--- REQUIRED WORK ---
Give back each entry unchanged, minus pictures.

■ ■ ■

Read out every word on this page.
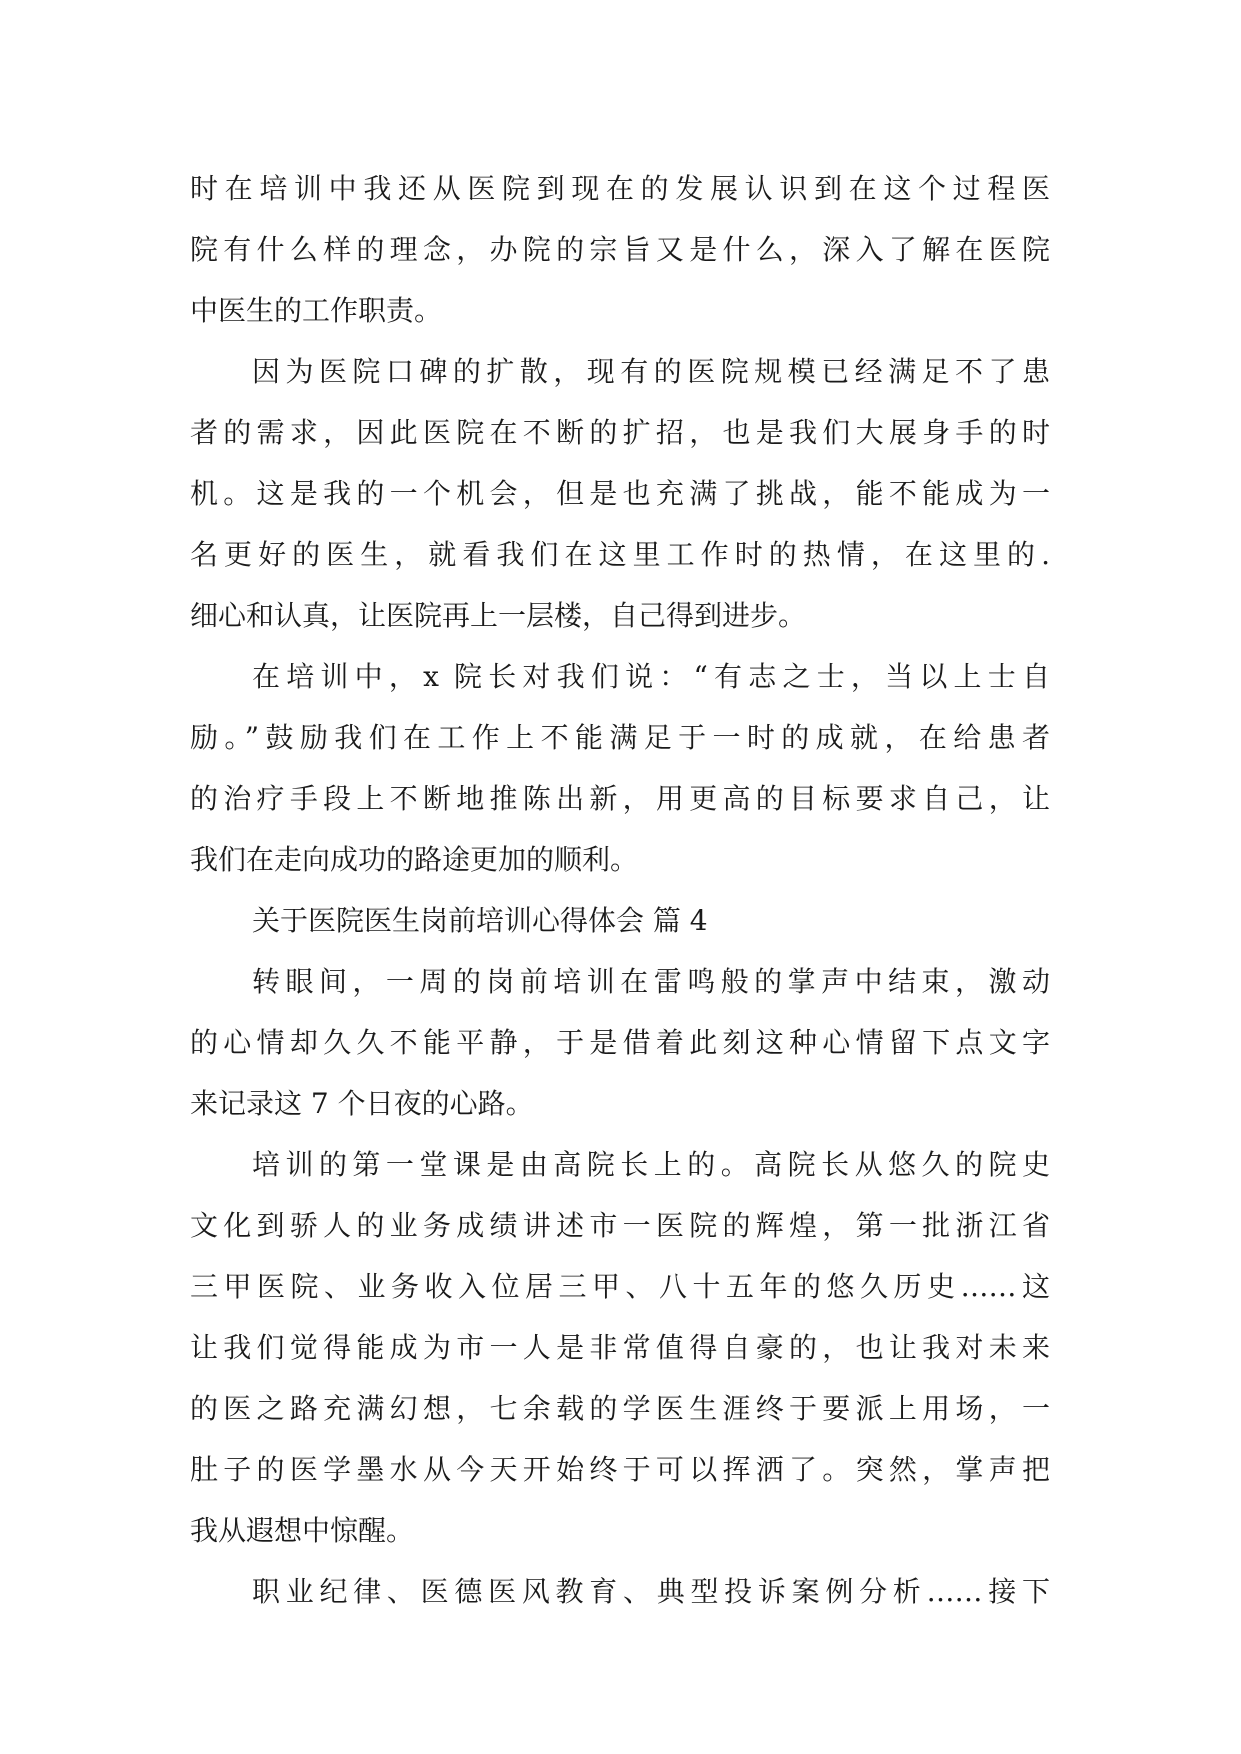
时在培训中我还从医院到现在的发展认识到在这个过程医
院有什么样的理念，办院的宗旨又是什么，深入了解在医院
中医生的工作职责。
因为医院口碑的扩散，现有的医院规模已经满足不了患
者的需求，因此医院在不断的扩招，也是我们大展身手的时
机。这是我的一个机会，但是也充满了挑战，能不能成为一
名更好的医生，就看我们在这里工作时的热情，在这里的.
细心和认真，让医院再上一层楼，自己得到进步。
在培训中，x 院长对我们说：“有志之士，当以上士自
励。”鼓励我们在工作上不能满足于一时的成就，在给患者
的治疗手段上不断地推陈出新，用更高的目标要求自己，让
我们在走向成功的路途更加的顺利。
关于医院医生岗前培训心得体会 篇 4
转眼间，一周的岗前培训在雷鸣般的掌声中结束，激动
的心情却久久不能平静，于是借着此刻这种心情留下点文字
来记录这 7 个日夜的心路。
培训的第一堂课是由高院长上的。高院长从悠久的院史
文化到骄人的业务成绩讲述市一医院的辉煌，第一批浙江省
三甲医院、业务收入位居三甲、八十五年的悠久历史……这
让我们觉得能成为市一人是非常值得自豪的，也让我对未来
的医之路充满幻想，七余载的学医生涯终于要派上用场，一
肚子的医学墨水从今天开始终于可以挥洒了。突然，掌声把
我从遐想中惊醒。
职业纪律、医德医风教育、典型投诉案例分析……接下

■ ■ ■

--- EXERCISE RESULT ---
Read out every word on this page.
时在培训中我还从医院到现在的发展认识到在这个过程医
院有什么样的理念，办院的宗旨又是什么，深入了解在医院
中医生的工作职责。
因为医院口碑的扩散，现有的医院规模已经满足不了患
者的需求，因此医院在不断的扩招，也是我们大展身手的时
机。这是我的一个机会，但是也充满了挑战，能不能成为一
名更好的医生，就看我们在这里工作时的热情，在这里的.
细心和认真，让医院再上一层楼，自己得到进步。
在培训中，x 院长对我们说：“有志之士，当以上士自
励。”鼓励我们在工作上不能满足于一时的成就，在给患者
的治疗手段上不断地推陈出新，用更高的目标要求自己，让
我们在走向成功的路途更加的顺利。
关于医院医生岗前培训心得体会 篇 4
转眼间，一周的岗前培训在雷鸣般的掌声中结束，激动
的心情却久久不能平静，于是借着此刻这种心情留下点文字
来记录这 7 个日夜的心路。
培训的第一堂课是由高院长上的。高院长从悠久的院史
文化到骄人的业务成绩讲述市一医院的辉煌，第一批浙江省
三甲医院、业务收入位居三甲、八十五年的悠久历史……这
让我们觉得能成为市一人是非常值得自豪的，也让我对未来
的医之路充满幻想，七余载的学医生涯终于要派上用场，一
肚子的医学墨水从今天开始终于可以挥洒了。突然，掌声把
我从遐想中惊醒。
职业纪律、医德医风教育、典型投诉案例分析……接下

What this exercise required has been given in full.